### [Goal]
Check each line of the data for "image" and select those that have it.

· · · ·

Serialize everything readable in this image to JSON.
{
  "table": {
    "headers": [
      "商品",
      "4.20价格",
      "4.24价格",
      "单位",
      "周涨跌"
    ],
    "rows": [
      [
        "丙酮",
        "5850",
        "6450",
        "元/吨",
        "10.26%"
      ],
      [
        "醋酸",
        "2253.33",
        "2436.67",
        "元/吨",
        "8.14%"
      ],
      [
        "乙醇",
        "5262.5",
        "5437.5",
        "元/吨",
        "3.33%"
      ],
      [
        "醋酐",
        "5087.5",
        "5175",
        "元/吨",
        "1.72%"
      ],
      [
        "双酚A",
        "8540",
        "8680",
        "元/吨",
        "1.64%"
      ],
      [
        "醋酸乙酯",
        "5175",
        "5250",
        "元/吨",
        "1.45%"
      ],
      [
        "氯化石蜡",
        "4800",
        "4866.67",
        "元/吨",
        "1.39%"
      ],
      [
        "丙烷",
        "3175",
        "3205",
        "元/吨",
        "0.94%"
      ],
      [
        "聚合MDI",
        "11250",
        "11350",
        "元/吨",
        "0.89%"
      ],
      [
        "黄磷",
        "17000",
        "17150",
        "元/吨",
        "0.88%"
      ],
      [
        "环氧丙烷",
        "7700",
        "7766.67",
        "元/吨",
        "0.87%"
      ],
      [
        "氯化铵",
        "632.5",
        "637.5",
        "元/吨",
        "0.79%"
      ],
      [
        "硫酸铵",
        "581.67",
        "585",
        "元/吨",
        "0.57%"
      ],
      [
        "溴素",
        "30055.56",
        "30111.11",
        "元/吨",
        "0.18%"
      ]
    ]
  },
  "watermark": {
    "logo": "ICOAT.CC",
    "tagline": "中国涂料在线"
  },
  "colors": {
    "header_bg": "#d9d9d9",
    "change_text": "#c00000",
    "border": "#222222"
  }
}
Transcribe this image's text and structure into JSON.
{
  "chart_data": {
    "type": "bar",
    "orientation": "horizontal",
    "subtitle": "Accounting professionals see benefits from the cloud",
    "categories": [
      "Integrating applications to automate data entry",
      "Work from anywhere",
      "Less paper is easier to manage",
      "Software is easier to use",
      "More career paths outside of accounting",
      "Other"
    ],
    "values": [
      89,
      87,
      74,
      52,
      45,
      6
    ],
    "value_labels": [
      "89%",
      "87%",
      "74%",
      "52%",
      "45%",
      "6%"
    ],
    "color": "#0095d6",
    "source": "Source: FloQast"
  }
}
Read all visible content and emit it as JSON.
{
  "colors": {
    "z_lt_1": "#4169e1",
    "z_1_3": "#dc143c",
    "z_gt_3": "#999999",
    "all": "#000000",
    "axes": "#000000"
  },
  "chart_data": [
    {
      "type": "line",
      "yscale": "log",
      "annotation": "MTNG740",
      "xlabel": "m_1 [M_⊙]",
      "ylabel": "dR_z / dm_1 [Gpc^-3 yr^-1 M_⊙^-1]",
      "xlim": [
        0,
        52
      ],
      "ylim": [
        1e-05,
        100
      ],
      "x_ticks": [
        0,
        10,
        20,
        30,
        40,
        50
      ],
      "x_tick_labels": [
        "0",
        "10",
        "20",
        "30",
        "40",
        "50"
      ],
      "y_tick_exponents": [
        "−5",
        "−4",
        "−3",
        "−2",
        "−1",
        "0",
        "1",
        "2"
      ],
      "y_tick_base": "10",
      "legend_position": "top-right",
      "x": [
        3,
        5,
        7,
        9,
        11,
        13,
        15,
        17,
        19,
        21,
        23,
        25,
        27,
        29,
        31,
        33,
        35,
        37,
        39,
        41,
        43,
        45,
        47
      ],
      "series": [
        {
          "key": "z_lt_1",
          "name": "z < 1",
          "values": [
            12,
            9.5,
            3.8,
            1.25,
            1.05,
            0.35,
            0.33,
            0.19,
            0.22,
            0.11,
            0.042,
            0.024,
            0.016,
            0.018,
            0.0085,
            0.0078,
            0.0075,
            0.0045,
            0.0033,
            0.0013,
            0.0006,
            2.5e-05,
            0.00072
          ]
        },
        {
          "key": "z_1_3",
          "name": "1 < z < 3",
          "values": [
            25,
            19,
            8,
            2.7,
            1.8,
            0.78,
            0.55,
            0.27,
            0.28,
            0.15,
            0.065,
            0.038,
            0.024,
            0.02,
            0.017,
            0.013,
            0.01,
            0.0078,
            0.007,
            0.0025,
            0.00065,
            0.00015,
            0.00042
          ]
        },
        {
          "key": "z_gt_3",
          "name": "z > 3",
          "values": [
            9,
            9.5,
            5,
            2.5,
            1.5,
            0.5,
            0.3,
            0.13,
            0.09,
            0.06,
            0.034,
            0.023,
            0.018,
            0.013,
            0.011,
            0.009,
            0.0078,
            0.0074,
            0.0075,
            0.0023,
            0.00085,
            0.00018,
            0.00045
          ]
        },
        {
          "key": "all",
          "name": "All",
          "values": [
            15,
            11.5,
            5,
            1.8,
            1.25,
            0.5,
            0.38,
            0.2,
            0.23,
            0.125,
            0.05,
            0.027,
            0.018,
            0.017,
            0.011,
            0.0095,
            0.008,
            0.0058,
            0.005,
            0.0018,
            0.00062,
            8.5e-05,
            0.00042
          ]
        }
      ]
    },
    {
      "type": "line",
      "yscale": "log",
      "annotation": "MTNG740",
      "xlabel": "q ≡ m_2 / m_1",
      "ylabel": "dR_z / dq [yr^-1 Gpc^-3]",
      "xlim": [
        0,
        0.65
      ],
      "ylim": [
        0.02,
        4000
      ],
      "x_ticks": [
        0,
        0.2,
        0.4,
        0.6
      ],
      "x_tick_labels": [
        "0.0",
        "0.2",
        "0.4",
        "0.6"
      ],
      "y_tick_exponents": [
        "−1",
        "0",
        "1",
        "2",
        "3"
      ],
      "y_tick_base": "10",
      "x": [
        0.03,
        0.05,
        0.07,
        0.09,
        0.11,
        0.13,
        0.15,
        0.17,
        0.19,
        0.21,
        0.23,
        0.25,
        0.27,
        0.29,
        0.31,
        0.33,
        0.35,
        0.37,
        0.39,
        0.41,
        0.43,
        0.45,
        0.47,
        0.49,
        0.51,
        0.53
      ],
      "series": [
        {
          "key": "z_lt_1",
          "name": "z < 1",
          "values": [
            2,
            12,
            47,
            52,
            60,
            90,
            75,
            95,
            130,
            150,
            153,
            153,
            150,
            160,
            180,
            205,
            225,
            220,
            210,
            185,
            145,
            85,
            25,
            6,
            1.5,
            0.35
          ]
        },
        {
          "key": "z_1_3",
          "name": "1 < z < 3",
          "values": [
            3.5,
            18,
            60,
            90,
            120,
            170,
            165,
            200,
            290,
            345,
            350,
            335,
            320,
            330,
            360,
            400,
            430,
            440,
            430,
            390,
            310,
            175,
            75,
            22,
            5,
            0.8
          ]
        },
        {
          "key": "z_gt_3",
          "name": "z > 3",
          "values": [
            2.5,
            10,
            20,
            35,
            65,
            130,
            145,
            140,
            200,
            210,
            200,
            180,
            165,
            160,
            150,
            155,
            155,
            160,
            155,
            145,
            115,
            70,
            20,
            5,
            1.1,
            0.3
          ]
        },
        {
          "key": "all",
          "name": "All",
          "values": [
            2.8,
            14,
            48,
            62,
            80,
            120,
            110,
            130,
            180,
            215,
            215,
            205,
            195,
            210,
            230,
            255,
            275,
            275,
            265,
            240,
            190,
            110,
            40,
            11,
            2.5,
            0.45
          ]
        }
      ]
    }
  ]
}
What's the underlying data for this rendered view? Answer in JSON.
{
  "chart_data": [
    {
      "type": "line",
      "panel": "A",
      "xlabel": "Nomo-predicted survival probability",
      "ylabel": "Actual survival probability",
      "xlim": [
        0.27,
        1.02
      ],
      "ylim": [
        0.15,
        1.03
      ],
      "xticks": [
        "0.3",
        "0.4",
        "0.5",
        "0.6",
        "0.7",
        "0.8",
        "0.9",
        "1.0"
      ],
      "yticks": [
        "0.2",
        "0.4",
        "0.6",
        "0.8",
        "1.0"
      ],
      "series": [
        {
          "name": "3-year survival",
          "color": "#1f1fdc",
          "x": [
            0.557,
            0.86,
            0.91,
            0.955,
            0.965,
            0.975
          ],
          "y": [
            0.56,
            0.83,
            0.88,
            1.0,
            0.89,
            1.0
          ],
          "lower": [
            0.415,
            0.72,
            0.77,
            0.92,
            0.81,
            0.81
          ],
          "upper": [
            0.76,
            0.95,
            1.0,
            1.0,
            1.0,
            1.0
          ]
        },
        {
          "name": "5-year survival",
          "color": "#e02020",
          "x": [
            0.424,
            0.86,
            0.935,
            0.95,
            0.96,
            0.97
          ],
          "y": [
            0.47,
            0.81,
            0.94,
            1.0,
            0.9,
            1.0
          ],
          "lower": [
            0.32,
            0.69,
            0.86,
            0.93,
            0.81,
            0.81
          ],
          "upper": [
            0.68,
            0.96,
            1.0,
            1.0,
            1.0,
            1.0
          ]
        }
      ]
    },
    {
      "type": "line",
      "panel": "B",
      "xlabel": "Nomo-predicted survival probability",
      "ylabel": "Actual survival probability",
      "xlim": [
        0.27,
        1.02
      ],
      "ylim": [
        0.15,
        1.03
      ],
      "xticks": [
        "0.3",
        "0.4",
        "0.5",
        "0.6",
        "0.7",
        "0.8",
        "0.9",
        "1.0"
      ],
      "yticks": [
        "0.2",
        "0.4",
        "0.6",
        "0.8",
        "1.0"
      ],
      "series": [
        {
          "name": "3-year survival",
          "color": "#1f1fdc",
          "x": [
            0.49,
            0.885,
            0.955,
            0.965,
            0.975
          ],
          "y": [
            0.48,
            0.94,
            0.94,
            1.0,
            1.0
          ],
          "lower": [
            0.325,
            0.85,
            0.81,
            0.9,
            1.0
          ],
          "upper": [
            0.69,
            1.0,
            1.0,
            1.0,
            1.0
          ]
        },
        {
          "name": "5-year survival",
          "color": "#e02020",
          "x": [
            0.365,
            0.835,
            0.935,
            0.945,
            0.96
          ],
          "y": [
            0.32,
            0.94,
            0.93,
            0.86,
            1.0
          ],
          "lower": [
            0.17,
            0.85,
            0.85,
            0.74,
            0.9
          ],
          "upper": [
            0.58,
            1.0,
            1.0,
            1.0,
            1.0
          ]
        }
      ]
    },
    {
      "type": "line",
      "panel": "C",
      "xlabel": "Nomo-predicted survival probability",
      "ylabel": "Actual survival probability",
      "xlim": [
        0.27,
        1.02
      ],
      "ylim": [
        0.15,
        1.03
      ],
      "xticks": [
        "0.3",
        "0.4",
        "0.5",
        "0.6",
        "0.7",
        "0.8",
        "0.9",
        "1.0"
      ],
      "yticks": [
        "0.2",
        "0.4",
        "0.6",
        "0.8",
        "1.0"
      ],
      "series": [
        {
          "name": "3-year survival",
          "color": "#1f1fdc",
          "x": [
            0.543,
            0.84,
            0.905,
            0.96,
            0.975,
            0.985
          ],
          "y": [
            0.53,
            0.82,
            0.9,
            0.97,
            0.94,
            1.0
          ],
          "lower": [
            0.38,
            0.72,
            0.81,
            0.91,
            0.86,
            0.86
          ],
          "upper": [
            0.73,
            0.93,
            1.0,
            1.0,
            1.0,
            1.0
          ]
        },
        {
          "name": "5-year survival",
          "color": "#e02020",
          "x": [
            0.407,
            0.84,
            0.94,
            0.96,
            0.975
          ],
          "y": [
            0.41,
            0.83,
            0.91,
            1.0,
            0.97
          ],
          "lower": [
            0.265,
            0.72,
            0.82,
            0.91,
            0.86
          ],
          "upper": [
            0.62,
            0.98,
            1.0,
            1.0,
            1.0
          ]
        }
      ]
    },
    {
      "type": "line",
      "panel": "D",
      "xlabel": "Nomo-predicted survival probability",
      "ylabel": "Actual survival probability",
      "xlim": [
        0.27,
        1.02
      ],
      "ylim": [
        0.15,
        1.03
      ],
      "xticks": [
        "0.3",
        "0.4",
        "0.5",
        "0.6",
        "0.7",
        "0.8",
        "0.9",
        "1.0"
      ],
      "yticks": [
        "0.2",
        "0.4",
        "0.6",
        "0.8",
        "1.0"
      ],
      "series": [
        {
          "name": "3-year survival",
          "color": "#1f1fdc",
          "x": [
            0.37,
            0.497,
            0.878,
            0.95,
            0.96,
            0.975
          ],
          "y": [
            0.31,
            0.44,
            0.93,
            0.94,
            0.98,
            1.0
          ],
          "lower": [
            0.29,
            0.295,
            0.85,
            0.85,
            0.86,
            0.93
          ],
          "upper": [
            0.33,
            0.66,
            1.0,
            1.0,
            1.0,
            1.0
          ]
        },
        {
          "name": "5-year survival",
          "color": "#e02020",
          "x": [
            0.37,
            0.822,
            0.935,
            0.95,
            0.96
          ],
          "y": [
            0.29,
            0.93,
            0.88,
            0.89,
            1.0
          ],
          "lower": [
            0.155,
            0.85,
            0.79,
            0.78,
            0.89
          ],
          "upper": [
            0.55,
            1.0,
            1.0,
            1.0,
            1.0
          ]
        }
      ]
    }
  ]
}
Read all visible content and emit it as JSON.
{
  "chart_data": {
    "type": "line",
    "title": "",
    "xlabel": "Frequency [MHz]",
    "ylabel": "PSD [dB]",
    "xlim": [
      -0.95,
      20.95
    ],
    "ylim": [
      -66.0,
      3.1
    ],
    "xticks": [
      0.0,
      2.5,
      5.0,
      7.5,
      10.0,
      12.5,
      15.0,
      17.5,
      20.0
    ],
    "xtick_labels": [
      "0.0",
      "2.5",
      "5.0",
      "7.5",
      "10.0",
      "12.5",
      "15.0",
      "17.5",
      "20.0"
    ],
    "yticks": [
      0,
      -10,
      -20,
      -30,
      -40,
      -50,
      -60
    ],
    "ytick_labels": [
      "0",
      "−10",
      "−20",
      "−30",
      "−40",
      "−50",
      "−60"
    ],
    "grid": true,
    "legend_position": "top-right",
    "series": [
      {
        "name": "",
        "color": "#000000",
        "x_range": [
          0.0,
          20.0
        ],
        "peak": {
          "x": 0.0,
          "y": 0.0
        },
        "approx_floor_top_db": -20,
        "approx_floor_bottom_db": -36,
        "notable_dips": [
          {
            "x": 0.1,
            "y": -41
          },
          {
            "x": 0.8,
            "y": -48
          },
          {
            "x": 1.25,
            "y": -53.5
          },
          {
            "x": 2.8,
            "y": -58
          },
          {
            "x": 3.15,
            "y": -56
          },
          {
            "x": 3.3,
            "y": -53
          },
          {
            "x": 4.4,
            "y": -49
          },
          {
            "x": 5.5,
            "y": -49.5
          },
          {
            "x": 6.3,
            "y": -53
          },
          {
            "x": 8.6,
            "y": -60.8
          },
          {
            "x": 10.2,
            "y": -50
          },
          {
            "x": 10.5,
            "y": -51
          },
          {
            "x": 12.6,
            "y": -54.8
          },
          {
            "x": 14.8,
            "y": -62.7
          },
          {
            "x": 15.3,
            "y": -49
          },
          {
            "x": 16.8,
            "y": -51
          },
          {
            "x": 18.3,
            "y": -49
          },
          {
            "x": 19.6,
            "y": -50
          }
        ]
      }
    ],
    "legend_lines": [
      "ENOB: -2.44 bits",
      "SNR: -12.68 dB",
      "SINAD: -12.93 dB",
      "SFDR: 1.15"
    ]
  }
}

· · · ·

### [Exercise response]
Serialize everything readable in this image to JSON.
Transcribe this image's text and structure into JSON.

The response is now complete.